Extracted records

►

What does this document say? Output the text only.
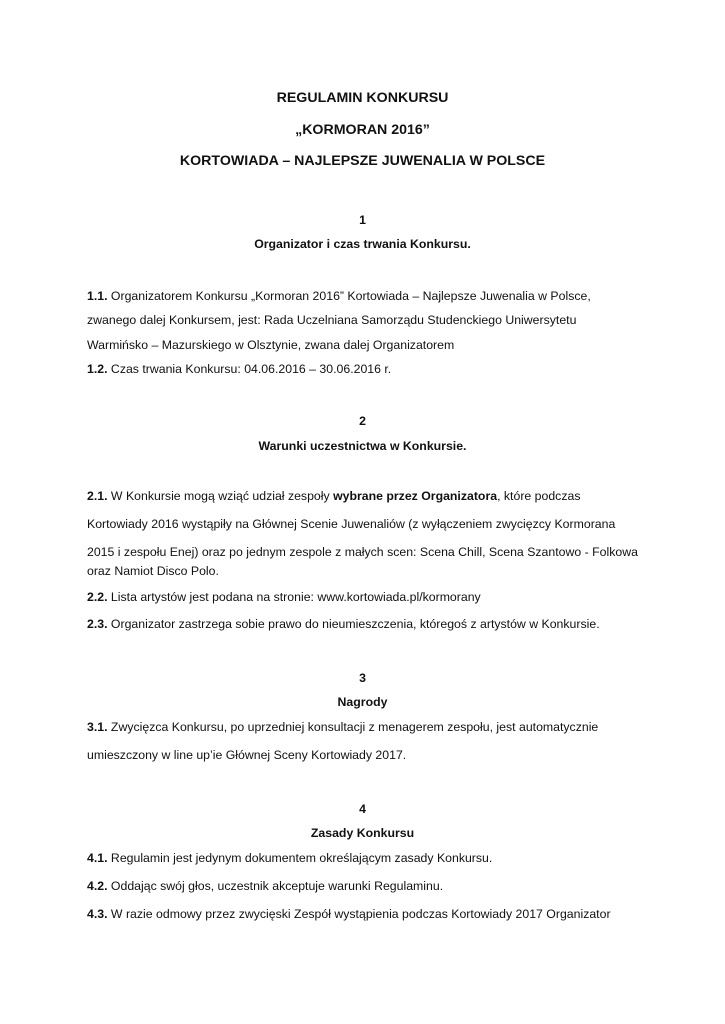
REGULAMIN KONKURSU
„KORMORAN 2016”
KORTOWIADA – NAJLEPSZE JUWENALIA W POLSCE
1
Organizator i czas trwania Konkursu.
1.1. Organizatorem Konkursu „Kormoran 2016” Kortowiada – Najlepsze Juwenalia w Polsce,
zwanego dalej Konkursem, jest: Rada Uczelniana Samorządu Studenckiego Uniwersytetu
Warmińsko – Mazurskiego w Olsztynie, zwana dalej Organizatorem
1.2. Czas trwania Konkursu: 04.06.2016 – 30.06.2016 r.
2
Warunki uczestnictwa w Konkursie.
2.1. W Konkursie mogą wziąć udział zespoły wybrane przez Organizatora, które podczas
Kortowiady 2016 wystąpiły na Głównej Scenie Juwenaliów (z wyłączeniem zwycięzcy Kormorana
2015 i zespołu Enej) oraz po jednym zespole z małych scen: Scena Chill, Scena Szantowo - Folkowa
oraz Namiot Disco Polo.
2.2. Lista artystów jest podana na stronie: www.kortowiada.pl/kormorany
2.3. Organizator zastrzega sobie prawo do nieumieszczenia, któregoś z artystów w Konkursie.
3
Nagrody
3.1. Zwycięzca Konkursu, po uprzedniej konsultacji z menagerem zespołu, jest automatycznie
umieszczony w line up’ie Głównej Sceny Kortowiady 2017.
4
Zasady Konkursu
4.1. Regulamin jest jedynym dokumentem określającym zasady Konkursu.
4.2. Oddając swój głos, uczestnik akceptuje warunki Regulaminu.
4.3. W razie odmowy przez zwycięski Zespół wystąpienia podczas Kortowiady 2017 Organizator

◄

Repeat the data in full and exactly. Omit pictures.

What does this document say? Output the text only.
REGULAMIN KONKURSU
„KORMORAN 2016”
KORTOWIADA – NAJLEPSZE JUWENALIA W POLSCE
1
Organizator i czas trwania Konkursu.
1.1. Organizatorem Konkursu „Kormoran 2016” Kortowiada – Najlepsze Juwenalia w Polsce,
zwanego dalej Konkursem, jest: Rada Uczelniana Samorządu Studenckiego Uniwersytetu
Warmińsko – Mazurskiego w Olsztynie, zwana dalej Organizatorem
1.2. Czas trwania Konkursu: 04.06.2016 – 30.06.2016 r.
2
Warunki uczestnictwa w Konkursie.
2.1. W Konkursie mogą wziąć udział zespoły wybrane przez Organizatora, które podczas
Kortowiady 2016 wystąpiły na Głównej Scenie Juwenaliów (z wyłączeniem zwycięzcy Kormorana
2015 i zespołu Enej) oraz po jednym zespole z małych scen: Scena Chill, Scena Szantowo - Folkowa
oraz Namiot Disco Polo.
2.2. Lista artystów jest podana na stronie: www.kortowiada.pl/kormorany
2.3. Organizator zastrzega sobie prawo do nieumieszczenia, któregoś z artystów w Konkursie.
3
Nagrody
3.1. Zwycięzca Konkursu, po uprzedniej konsultacji z menagerem zespołu, jest automatycznie
umieszczony w line up’ie Głównej Sceny Kortowiady 2017.
4
Zasady Konkursu
4.1. Regulamin jest jedynym dokumentem określającym zasady Konkursu.
4.2. Oddając swój głos, uczestnik akceptuje warunki Regulaminu.
4.3. W razie odmowy przez zwycięski Zespół wystąpienia podczas Kortowiady 2017 Organizator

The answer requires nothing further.